[Records about charts and figures]

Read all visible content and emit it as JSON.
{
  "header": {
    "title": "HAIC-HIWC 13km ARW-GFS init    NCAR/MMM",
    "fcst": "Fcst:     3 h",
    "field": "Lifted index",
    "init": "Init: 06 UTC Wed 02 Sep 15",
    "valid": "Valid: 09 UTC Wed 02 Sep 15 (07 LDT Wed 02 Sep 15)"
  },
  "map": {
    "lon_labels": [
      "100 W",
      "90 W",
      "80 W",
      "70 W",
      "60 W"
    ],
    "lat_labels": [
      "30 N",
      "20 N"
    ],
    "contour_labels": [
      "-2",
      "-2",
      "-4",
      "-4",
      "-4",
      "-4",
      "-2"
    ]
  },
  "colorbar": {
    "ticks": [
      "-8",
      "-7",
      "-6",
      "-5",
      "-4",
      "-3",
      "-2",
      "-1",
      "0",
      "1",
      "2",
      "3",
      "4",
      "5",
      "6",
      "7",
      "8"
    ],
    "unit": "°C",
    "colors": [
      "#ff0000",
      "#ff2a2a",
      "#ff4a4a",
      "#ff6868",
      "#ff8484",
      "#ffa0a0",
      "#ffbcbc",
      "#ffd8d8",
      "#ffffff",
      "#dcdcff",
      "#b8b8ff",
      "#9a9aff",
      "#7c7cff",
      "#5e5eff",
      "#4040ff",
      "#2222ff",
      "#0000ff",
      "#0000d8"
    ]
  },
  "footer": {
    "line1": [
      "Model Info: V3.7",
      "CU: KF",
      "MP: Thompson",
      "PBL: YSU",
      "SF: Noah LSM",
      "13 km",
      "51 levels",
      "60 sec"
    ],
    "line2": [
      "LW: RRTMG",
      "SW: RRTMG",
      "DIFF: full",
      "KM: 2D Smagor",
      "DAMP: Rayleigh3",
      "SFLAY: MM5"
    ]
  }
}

**Required task**
Extract the data exactly as given.

**Expected answer**
Read all visible content and emit it as JSON.
{
  "header": {
    "title": "HAIC-HIWC 13km ARW-GFS init    NCAR/MMM",
    "fcst": "Fcst:     3 h",
    "field": "Lifted index",
    "init": "Init: 06 UTC Wed 02 Sep 15",
    "valid": "Valid: 09 UTC Wed 02 Sep 15 (07 LDT Wed 02 Sep 15)"
  },
  "map": {
    "lon_labels": [
      "100 W",
      "90 W",
      "80 W",
      "70 W",
      "60 W"
    ],
    "lat_labels": [
      "30 N",
      "20 N"
    ],
    "contour_labels": [
      "-2",
      "-2",
      "-4",
      "-4",
      "-4",
      "-4",
      "-2"
    ]
  },
  "colorbar": {
    "ticks": [
      "-8",
      "-7",
      "-6",
      "-5",
      "-4",
      "-3",
      "-2",
      "-1",
      "0",
      "1",
      "2",
      "3",
      "4",
      "5",
      "6",
      "7",
      "8"
    ],
    "unit": "°C",
    "colors": [
      "#ff0000",
      "#ff2a2a",
      "#ff4a4a",
      "#ff6868",
      "#ff8484",
      "#ffa0a0",
      "#ffbcbc",
      "#ffd8d8",
      "#ffffff",
      "#dcdcff",
      "#b8b8ff",
      "#9a9aff",
      "#7c7cff",
      "#5e5eff",
      "#4040ff",
      "#2222ff",
      "#0000ff",
      "#0000d8"
    ]
  },
  "footer": {
    "line1": [
      "Model Info: V3.7",
      "CU: KF",
      "MP: Thompson",
      "PBL: YSU",
      "SF: Noah LSM",
      "13 km",
      "51 levels",
      "60 sec"
    ],
    "line2": [
      "LW: RRTMG",
      "SW: RRTMG",
      "DIFF: full",
      "KM: 2D Smagor",
      "DAMP: Rayleigh3",
      "SFLAY: MM5"
    ]
  }
}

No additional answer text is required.